** START Dataset rows **

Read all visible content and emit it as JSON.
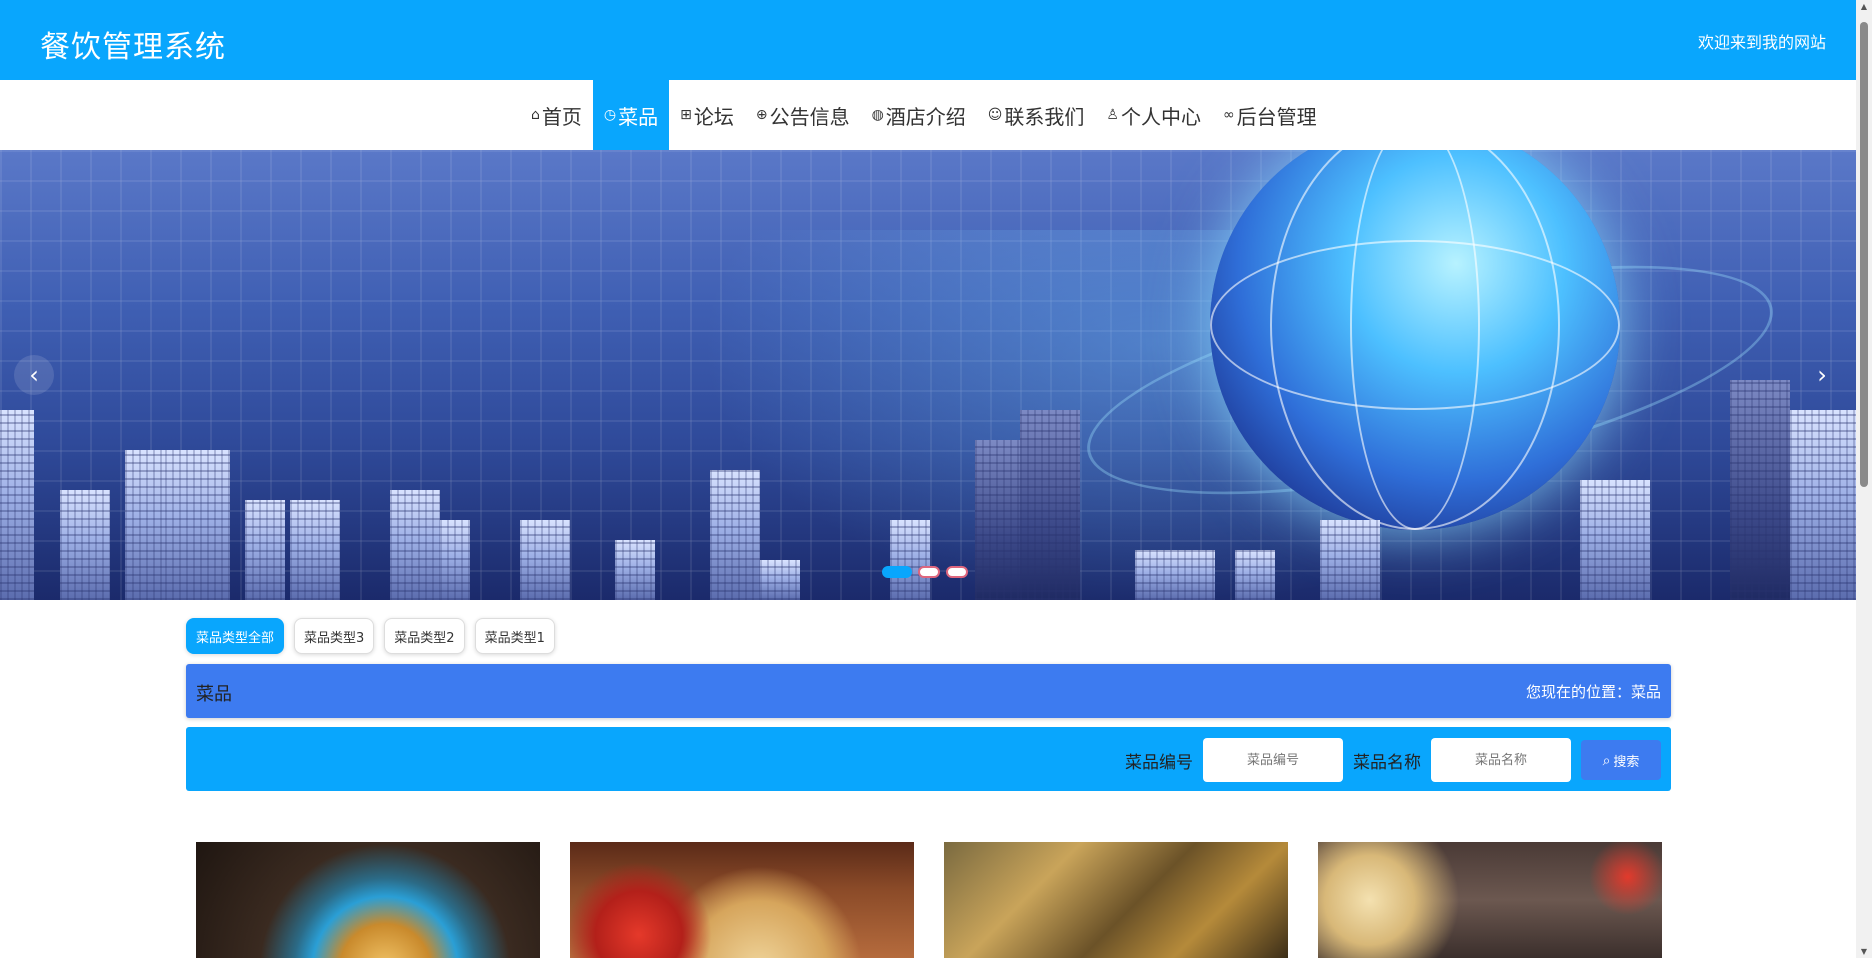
{
  "header": {
    "site_title": "餐饮管理系统",
    "welcome_text": "欢迎来到我的网站"
  },
  "nav": {
    "items": [
      {
        "label": "首页",
        "icon": "home-icon"
      },
      {
        "label": "菜品",
        "icon": "clock-icon",
        "active": true
      },
      {
        "label": "论坛",
        "icon": "grid-icon"
      },
      {
        "label": "公告信息",
        "icon": "gift-icon"
      },
      {
        "label": "酒店介绍",
        "icon": "globe-icon"
      },
      {
        "label": "联系我们",
        "icon": "face-icon"
      },
      {
        "label": "个人中心",
        "icon": "user-icon"
      },
      {
        "label": "后台管理",
        "icon": "link-icon"
      }
    ]
  },
  "carousel": {
    "prev_label": "‹",
    "next_label": "›",
    "slide_count": 3,
    "active_index": 0
  },
  "type_tabs": [
    {
      "label": "菜品类型全部",
      "active": true
    },
    {
      "label": "菜品类型3"
    },
    {
      "label": "菜品类型2"
    },
    {
      "label": "菜品类型1"
    }
  ],
  "location": {
    "title": "菜品",
    "path": "您现在的位置：菜品"
  },
  "search": {
    "field1_label": "菜品编号",
    "field1_placeholder": "菜品编号",
    "field2_label": "菜品名称",
    "field2_placeholder": "菜品名称",
    "button_label": "搜索"
  },
  "colors": {
    "primary": "#09a6fd",
    "accent": "#3d7bf0"
  }
}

** END Dataset rows **

=== Challenge ===
Repeat each entry exactly as given; no pictures belong in the copy.

=== Solution for this problem ===
Read all visible content and emit it as JSON.
{
  "header": {
    "site_title": "餐饮管理系统",
    "welcome_text": "欢迎来到我的网站"
  },
  "nav": {
    "items": [
      {
        "label": "首页",
        "icon": "home-icon"
      },
      {
        "label": "菜品",
        "icon": "clock-icon",
        "active": true
      },
      {
        "label": "论坛",
        "icon": "grid-icon"
      },
      {
        "label": "公告信息",
        "icon": "gift-icon"
      },
      {
        "label": "酒店介绍",
        "icon": "globe-icon"
      },
      {
        "label": "联系我们",
        "icon": "face-icon"
      },
      {
        "label": "个人中心",
        "icon": "user-icon"
      },
      {
        "label": "后台管理",
        "icon": "link-icon"
      }
    ]
  },
  "carousel": {
    "prev_label": "‹",
    "next_label": "›",
    "slide_count": 3,
    "active_index": 0
  },
  "type_tabs": [
    {
      "label": "菜品类型全部",
      "active": true
    },
    {
      "label": "菜品类型3"
    },
    {
      "label": "菜品类型2"
    },
    {
      "label": "菜品类型1"
    }
  ],
  "location": {
    "title": "菜品",
    "path": "您现在的位置：菜品"
  },
  "search": {
    "field1_label": "菜品编号",
    "field1_placeholder": "菜品编号",
    "field2_label": "菜品名称",
    "field2_placeholder": "菜品名称",
    "button_label": "搜索"
  },
  "colors": {
    "primary": "#09a6fd",
    "accent": "#3d7bf0"
  }
}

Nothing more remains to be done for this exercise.